Restate every entry word for word.
BEGIN Provided data
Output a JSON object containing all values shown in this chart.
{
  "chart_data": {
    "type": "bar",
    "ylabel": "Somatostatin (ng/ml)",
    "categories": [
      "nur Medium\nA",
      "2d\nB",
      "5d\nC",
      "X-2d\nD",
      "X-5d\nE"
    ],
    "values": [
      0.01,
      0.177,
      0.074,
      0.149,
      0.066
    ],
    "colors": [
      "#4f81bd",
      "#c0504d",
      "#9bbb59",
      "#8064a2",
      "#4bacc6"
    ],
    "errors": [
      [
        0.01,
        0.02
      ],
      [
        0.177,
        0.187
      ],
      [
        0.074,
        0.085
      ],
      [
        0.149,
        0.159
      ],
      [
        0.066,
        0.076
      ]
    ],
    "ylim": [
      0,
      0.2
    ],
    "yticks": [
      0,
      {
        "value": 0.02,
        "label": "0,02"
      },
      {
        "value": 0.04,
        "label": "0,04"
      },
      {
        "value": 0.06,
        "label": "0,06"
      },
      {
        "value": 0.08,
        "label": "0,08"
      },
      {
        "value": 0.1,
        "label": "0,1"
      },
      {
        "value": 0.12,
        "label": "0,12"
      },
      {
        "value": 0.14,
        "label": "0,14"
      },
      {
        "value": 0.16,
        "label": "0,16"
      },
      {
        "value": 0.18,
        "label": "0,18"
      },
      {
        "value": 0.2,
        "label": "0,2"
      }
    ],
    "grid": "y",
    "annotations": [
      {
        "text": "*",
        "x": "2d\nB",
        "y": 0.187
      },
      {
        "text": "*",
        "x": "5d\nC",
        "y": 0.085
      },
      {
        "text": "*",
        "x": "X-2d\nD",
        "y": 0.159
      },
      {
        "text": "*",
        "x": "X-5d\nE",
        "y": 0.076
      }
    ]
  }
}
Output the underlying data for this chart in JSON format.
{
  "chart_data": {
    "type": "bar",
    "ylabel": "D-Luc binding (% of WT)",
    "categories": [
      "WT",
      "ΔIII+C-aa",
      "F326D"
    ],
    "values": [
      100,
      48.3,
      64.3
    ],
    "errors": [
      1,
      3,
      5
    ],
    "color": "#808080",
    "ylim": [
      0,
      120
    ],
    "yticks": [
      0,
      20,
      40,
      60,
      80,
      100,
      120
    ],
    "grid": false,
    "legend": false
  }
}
END Provided data
_Task output_:
Output a JSON object containing all values shown in this chart.
{
  "chart_data": {
    "type": "bar",
    "ylabel": "Somatostatin (ng/ml)",
    "categories": [
      "nur Medium\nA",
      "2d\nB",
      "5d\nC",
      "X-2d\nD",
      "X-5d\nE"
    ],
    "values": [
      0.01,
      0.177,
      0.074,
      0.149,
      0.066
    ],
    "colors": [
      "#4f81bd",
      "#c0504d",
      "#9bbb59",
      "#8064a2",
      "#4bacc6"
    ],
    "errors": [
      [
        0.01,
        0.02
      ],
      [
        0.177,
        0.187
      ],
      [
        0.074,
        0.085
      ],
      [
        0.149,
        0.159
      ],
      [
        0.066,
        0.076
      ]
    ],
    "ylim": [
      0,
      0.2
    ],
    "yticks": [
      0,
      {
        "value": 0.02,
        "label": "0,02"
      },
      {
        "value": 0.04,
        "label": "0,04"
      },
      {
        "value": 0.06,
        "label": "0,06"
      },
      {
        "value": 0.08,
        "label": "0,08"
      },
      {
        "value": 0.1,
        "label": "0,1"
      },
      {
        "value": 0.12,
        "label": "0,12"
      },
      {
        "value": 0.14,
        "label": "0,14"
      },
      {
        "value": 0.16,
        "label": "0,16"
      },
      {
        "value": 0.18,
        "label": "0,18"
      },
      {
        "value": 0.2,
        "label": "0,2"
      }
    ],
    "grid": "y",
    "annotations": [
      {
        "text": "*",
        "x": "2d\nB",
        "y": 0.187
      },
      {
        "text": "*",
        "x": "5d\nC",
        "y": 0.085
      },
      {
        "text": "*",
        "x": "X-2d\nD",
        "y": 0.159
      },
      {
        "text": "*",
        "x": "X-5d\nE",
        "y": 0.076
      }
    ]
  }
}
Output the underlying data for this chart in JSON format.
{
  "chart_data": {
    "type": "bar",
    "ylabel": "D-Luc binding (% of WT)",
    "categories": [
      "WT",
      "ΔIII+C-aa",
      "F326D"
    ],
    "values": [
      100,
      48.3,
      64.3
    ],
    "errors": [
      1,
      3,
      5
    ],
    "color": "#808080",
    "ylim": [
      0,
      120
    ],
    "yticks": [
      0,
      20,
      40,
      60,
      80,
      100,
      120
    ],
    "grid": false,
    "legend": false
  }
}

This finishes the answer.